GIVEN PROBLEM ▸ Pick out the lines below that include the string "shell".

AVAILABLE DATA ▸
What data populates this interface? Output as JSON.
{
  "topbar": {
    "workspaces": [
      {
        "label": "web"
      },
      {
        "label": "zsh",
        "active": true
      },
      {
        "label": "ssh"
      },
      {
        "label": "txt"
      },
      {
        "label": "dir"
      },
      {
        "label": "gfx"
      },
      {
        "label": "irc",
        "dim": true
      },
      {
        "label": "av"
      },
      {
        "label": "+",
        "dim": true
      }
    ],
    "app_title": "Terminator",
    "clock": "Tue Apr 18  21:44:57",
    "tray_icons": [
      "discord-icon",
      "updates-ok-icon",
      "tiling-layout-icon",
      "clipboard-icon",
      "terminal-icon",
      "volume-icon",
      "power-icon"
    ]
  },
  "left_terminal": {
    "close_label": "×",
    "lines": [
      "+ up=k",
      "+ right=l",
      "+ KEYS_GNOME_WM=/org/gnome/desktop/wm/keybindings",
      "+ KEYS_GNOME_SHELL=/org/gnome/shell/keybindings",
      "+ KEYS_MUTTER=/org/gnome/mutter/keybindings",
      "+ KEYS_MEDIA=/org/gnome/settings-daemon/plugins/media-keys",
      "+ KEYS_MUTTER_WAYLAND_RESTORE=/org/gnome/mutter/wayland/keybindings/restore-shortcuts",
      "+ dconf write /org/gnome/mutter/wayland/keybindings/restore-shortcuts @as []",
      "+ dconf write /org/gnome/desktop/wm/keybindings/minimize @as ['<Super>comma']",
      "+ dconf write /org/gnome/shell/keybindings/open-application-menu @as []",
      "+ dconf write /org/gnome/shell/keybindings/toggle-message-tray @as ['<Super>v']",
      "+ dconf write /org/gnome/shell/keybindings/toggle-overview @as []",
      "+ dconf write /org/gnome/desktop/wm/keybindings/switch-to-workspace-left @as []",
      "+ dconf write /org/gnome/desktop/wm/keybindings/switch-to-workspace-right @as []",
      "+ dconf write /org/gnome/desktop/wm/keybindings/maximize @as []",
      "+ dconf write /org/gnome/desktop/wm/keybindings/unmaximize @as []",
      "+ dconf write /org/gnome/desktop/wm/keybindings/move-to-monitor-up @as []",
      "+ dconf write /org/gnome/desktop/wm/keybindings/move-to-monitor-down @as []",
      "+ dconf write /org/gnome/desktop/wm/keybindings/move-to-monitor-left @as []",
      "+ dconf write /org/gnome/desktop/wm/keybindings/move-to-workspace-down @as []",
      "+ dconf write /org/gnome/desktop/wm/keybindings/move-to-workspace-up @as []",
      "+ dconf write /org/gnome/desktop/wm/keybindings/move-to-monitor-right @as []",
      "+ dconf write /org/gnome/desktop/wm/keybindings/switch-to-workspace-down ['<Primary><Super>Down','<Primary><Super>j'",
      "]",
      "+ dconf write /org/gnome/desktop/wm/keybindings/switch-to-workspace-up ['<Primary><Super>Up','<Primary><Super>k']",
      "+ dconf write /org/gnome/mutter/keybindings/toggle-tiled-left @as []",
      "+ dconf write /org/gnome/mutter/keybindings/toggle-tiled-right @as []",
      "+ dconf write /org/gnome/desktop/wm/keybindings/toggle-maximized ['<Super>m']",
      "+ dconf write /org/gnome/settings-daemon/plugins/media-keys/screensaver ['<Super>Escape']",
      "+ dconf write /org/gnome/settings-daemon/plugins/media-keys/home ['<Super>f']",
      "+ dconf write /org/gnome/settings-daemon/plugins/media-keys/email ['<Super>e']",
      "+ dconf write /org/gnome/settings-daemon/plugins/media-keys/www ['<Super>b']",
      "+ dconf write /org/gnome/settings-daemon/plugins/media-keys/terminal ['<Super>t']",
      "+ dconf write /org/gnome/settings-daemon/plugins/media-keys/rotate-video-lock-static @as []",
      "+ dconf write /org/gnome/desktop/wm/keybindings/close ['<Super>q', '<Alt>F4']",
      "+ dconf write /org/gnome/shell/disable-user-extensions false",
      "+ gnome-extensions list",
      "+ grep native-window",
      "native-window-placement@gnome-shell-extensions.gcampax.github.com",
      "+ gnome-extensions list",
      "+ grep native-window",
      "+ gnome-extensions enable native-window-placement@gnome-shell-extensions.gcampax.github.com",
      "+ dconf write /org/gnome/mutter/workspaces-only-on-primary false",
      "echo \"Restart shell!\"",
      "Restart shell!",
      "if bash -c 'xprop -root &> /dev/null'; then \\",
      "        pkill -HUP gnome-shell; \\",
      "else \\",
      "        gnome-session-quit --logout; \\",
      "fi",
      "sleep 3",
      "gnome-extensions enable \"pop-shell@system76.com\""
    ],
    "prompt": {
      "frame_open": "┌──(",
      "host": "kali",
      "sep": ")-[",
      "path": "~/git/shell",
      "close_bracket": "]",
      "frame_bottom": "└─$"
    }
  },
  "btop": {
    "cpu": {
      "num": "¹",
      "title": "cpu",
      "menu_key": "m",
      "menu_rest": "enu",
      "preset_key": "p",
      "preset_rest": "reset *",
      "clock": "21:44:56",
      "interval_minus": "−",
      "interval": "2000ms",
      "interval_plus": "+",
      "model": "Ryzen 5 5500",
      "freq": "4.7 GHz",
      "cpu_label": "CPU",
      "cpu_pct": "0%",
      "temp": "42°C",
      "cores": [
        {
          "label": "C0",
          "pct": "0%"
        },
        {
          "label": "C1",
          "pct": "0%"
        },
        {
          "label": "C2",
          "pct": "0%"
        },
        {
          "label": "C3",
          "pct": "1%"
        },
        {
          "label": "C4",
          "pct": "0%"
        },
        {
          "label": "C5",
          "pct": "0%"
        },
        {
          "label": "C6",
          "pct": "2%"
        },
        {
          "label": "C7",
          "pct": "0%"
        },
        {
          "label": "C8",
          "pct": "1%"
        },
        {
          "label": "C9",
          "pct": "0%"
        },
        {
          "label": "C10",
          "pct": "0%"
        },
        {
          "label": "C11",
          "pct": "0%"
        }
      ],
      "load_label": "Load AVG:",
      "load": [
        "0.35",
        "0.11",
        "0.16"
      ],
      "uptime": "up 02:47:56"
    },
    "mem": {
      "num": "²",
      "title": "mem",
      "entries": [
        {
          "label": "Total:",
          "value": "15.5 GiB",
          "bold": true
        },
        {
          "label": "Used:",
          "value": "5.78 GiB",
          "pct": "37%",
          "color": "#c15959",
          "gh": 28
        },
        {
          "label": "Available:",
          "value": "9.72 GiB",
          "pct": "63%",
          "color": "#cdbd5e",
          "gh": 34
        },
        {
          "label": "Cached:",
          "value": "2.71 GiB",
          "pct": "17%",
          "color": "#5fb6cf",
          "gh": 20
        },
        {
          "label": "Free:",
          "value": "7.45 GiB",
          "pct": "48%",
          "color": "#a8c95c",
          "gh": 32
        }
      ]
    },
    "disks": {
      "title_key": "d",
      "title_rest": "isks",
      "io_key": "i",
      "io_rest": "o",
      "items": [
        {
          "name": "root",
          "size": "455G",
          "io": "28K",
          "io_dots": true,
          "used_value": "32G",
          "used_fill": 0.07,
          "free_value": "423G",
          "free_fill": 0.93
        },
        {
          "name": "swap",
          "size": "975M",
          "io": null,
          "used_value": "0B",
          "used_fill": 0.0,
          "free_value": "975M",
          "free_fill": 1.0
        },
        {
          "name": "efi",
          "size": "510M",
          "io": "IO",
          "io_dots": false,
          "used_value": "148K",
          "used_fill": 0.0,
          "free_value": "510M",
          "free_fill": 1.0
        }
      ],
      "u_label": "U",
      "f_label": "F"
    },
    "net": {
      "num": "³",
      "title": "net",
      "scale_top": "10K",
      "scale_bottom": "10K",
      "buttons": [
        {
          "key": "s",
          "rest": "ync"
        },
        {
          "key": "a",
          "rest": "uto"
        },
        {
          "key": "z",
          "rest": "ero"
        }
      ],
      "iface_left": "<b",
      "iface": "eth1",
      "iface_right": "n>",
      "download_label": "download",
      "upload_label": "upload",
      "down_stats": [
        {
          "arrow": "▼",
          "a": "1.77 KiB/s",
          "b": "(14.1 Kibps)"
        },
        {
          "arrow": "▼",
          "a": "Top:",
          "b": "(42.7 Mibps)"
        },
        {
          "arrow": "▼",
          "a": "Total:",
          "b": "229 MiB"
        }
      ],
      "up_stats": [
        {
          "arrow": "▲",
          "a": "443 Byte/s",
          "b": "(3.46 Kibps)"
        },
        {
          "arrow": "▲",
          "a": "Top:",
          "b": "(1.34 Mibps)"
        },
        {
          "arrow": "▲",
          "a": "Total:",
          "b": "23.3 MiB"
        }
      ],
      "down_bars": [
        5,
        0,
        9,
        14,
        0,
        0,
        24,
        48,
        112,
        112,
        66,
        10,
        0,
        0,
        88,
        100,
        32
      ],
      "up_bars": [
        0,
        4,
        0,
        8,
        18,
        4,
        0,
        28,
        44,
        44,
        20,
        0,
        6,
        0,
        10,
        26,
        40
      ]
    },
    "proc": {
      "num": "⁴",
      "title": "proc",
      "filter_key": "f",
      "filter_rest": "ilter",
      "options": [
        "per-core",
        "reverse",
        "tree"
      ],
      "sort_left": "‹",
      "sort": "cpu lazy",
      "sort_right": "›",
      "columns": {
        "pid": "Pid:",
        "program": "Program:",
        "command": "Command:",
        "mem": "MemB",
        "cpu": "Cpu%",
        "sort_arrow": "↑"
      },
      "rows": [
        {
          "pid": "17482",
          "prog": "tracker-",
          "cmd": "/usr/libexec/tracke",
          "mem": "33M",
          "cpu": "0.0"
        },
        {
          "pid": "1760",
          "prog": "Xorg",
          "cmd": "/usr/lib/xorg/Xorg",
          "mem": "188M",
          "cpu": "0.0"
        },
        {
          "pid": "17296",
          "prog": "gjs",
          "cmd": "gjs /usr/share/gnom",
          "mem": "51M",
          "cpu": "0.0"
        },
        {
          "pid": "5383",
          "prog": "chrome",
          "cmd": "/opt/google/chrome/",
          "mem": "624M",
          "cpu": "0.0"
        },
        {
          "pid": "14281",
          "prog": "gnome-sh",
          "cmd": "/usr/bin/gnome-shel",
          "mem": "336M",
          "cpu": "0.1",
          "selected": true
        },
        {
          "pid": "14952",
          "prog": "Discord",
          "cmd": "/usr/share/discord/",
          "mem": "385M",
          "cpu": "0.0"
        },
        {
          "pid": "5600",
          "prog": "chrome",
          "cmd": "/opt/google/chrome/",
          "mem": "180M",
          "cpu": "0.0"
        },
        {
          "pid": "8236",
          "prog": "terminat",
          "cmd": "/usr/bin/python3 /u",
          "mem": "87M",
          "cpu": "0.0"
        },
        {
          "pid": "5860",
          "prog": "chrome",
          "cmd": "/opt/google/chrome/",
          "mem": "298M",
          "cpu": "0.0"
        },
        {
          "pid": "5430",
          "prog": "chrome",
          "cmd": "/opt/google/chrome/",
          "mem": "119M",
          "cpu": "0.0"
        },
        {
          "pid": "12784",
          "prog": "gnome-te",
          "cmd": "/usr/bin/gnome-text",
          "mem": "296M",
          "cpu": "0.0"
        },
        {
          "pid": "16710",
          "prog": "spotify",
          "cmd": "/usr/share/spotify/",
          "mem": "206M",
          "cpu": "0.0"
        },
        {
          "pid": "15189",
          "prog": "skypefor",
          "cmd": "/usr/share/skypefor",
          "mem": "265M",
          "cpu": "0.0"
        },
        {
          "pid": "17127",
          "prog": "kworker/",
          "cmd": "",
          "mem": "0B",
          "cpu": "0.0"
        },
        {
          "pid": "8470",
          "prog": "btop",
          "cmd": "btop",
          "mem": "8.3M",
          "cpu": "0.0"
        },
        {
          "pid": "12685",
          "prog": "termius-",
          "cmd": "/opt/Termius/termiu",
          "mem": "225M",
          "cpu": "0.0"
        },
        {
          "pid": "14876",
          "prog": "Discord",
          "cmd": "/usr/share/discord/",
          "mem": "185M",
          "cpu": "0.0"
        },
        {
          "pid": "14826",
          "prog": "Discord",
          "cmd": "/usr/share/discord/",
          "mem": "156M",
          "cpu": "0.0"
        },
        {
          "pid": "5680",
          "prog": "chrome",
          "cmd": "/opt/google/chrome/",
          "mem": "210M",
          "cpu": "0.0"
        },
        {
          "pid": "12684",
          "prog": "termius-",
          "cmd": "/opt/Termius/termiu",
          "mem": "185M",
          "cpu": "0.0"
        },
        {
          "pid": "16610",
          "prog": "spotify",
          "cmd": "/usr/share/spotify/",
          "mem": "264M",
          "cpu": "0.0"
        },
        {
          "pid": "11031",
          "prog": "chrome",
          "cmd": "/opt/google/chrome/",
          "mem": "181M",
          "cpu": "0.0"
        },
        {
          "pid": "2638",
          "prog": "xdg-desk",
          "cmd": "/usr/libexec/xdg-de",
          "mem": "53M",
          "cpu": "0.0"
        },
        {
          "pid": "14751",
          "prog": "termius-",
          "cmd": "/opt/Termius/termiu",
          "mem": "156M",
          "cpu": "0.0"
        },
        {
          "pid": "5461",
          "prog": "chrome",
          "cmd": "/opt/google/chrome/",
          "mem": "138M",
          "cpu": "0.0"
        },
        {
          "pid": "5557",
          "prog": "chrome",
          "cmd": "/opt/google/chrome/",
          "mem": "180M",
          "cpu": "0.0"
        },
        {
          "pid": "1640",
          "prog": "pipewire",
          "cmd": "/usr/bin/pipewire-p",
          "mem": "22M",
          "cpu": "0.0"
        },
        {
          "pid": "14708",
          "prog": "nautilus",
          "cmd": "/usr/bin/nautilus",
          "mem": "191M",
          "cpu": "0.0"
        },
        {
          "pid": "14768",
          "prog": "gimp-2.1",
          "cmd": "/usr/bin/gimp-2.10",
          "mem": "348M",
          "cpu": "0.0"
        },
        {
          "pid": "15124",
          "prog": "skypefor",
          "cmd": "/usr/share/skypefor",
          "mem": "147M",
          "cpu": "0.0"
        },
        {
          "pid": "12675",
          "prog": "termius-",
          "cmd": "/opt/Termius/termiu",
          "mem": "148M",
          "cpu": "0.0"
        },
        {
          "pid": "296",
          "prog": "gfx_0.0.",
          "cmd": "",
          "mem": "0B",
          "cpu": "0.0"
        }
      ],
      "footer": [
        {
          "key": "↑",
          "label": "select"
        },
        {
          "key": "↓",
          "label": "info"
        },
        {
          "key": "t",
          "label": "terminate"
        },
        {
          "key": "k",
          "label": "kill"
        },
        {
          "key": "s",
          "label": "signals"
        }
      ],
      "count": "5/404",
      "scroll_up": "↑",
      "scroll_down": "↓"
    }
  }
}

IN RESPONSE ▸
      "+ KEYS_GNOME_SHELL=/org/gnome/shell/keybindings",
      "+ dconf write /org/gnome/shell/keybindings/open-application-menu @as []",
      "+ dconf write /org/gnome/shell/keybindings/toggle-message-tray @as ['<Super>v']",
      "+ dconf write /org/gnome/shell/keybindings/toggle-overview @as []",
      "+ dconf write /org/gnome/shell/disable-user-extensions false",
      "native-window-placement@gnome-shell-extensions.gcampax.github.com",
      "+ gnome-extensions enable native-window-placement@gnome-shell-extensions.gcampax.github.com",
      "echo \"Restart shell!\"",
      "Restart shell!",
      "        pkill -HUP gnome-shell; \\",
      "gnome-extensions enable \"pop-shell@system76.com\""
      "path": "~/git/shell",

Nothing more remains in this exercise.